• _Exercise objective_
Leaving out all images, write out the records that follow exactly.

• _Material to process_
..........

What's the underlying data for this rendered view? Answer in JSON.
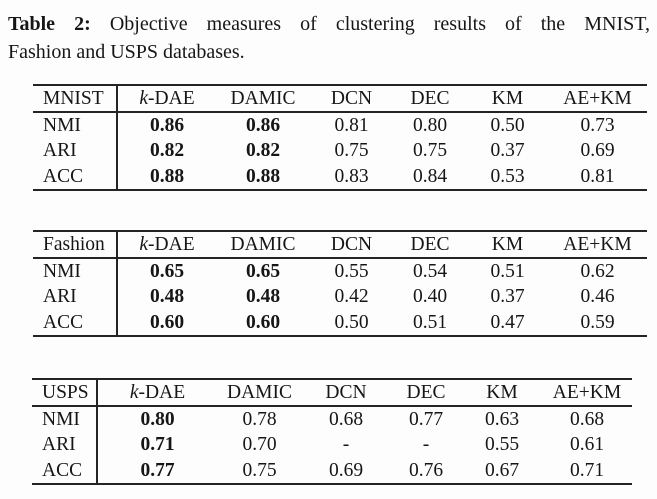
{
  "caption": {
    "label": "Table 2:",
    "line1": "Objective measures of clustering results of the MNIST,",
    "line2": "Fashion and USPS databases."
  },
  "columns": [
    "k-DAE",
    "DAMIC",
    "DCN",
    "DEC",
    "KM",
    "AE+KM"
  ],
  "metrics": [
    "NMI",
    "ARI",
    "ACC"
  ],
  "tables": [
    {
      "dataset": "MNIST",
      "rows": [
        {
          "metric": "NMI",
          "values": [
            "0.86",
            "0.86",
            "0.81",
            "0.80",
            "0.50",
            "0.73"
          ],
          "bold": [
            true,
            true,
            false,
            false,
            false,
            false
          ]
        },
        {
          "metric": "ARI",
          "values": [
            "0.82",
            "0.82",
            "0.75",
            "0.75",
            "0.37",
            "0.69"
          ],
          "bold": [
            true,
            true,
            false,
            false,
            false,
            false
          ]
        },
        {
          "metric": "ACC",
          "values": [
            "0.88",
            "0.88",
            "0.83",
            "0.84",
            "0.53",
            "0.81"
          ],
          "bold": [
            true,
            true,
            false,
            false,
            false,
            false
          ]
        }
      ]
    },
    {
      "dataset": "Fashion",
      "rows": [
        {
          "metric": "NMI",
          "values": [
            "0.65",
            "0.65",
            "0.55",
            "0.54",
            "0.51",
            "0.62"
          ],
          "bold": [
            true,
            true,
            false,
            false,
            false,
            false
          ]
        },
        {
          "metric": "ARI",
          "values": [
            "0.48",
            "0.48",
            "0.42",
            "0.40",
            "0.37",
            "0.46"
          ],
          "bold": [
            true,
            true,
            false,
            false,
            false,
            false
          ]
        },
        {
          "metric": "ACC",
          "values": [
            "0.60",
            "0.60",
            "0.50",
            "0.51",
            "0.47",
            "0.59"
          ],
          "bold": [
            true,
            true,
            false,
            false,
            false,
            false
          ]
        }
      ]
    },
    {
      "dataset": "USPS",
      "rows": [
        {
          "metric": "NMI",
          "values": [
            "0.80",
            "0.78",
            "0.68",
            "0.77",
            "0.63",
            "0.68"
          ],
          "bold": [
            true,
            false,
            false,
            false,
            false,
            false
          ]
        },
        {
          "metric": "ARI",
          "values": [
            "0.71",
            "0.70",
            "-",
            "-",
            "0.55",
            "0.61"
          ],
          "bold": [
            true,
            false,
            false,
            false,
            false,
            false
          ]
        },
        {
          "metric": "ACC",
          "values": [
            "0.77",
            "0.75",
            "0.69",
            "0.76",
            "0.67",
            "0.71"
          ],
          "bold": [
            true,
            false,
            false,
            false,
            false,
            false
          ]
        }
      ]
    }
  ],
  "colors": {
    "text": "#161616",
    "rule": "#242424",
    "background": "#fdfdfd"
  }
}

..........

• _Task answer_
What's the underlying data for this rendered view? Answer in JSON.
{
  "caption": {
    "label": "Table 2:",
    "line1": "Objective measures of clustering results of the MNIST,",
    "line2": "Fashion and USPS databases."
  },
  "columns": [
    "k-DAE",
    "DAMIC",
    "DCN",
    "DEC",
    "KM",
    "AE+KM"
  ],
  "metrics": [
    "NMI",
    "ARI",
    "ACC"
  ],
  "tables": [
    {
      "dataset": "MNIST",
      "rows": [
        {
          "metric": "NMI",
          "values": [
            "0.86",
            "0.86",
            "0.81",
            "0.80",
            "0.50",
            "0.73"
          ],
          "bold": [
            true,
            true,
            false,
            false,
            false,
            false
          ]
        },
        {
          "metric": "ARI",
          "values": [
            "0.82",
            "0.82",
            "0.75",
            "0.75",
            "0.37",
            "0.69"
          ],
          "bold": [
            true,
            true,
            false,
            false,
            false,
            false
          ]
        },
        {
          "metric": "ACC",
          "values": [
            "0.88",
            "0.88",
            "0.83",
            "0.84",
            "0.53",
            "0.81"
          ],
          "bold": [
            true,
            true,
            false,
            false,
            false,
            false
          ]
        }
      ]
    },
    {
      "dataset": "Fashion",
      "rows": [
        {
          "metric": "NMI",
          "values": [
            "0.65",
            "0.65",
            "0.55",
            "0.54",
            "0.51",
            "0.62"
          ],
          "bold": [
            true,
            true,
            false,
            false,
            false,
            false
          ]
        },
        {
          "metric": "ARI",
          "values": [
            "0.48",
            "0.48",
            "0.42",
            "0.40",
            "0.37",
            "0.46"
          ],
          "bold": [
            true,
            true,
            false,
            false,
            false,
            false
          ]
        },
        {
          "metric": "ACC",
          "values": [
            "0.60",
            "0.60",
            "0.50",
            "0.51",
            "0.47",
            "0.59"
          ],
          "bold": [
            true,
            true,
            false,
            false,
            false,
            false
          ]
        }
      ]
    },
    {
      "dataset": "USPS",
      "rows": [
        {
          "metric": "NMI",
          "values": [
            "0.80",
            "0.78",
            "0.68",
            "0.77",
            "0.63",
            "0.68"
          ],
          "bold": [
            true,
            false,
            false,
            false,
            false,
            false
          ]
        },
        {
          "metric": "ARI",
          "values": [
            "0.71",
            "0.70",
            "-",
            "-",
            "0.55",
            "0.61"
          ],
          "bold": [
            true,
            false,
            false,
            false,
            false,
            false
          ]
        },
        {
          "metric": "ACC",
          "values": [
            "0.77",
            "0.75",
            "0.69",
            "0.76",
            "0.67",
            "0.71"
          ],
          "bold": [
            true,
            false,
            false,
            false,
            false,
            false
          ]
        }
      ]
    }
  ],
  "colors": {
    "text": "#161616",
    "rule": "#242424",
    "background": "#fdfdfd"
  }
}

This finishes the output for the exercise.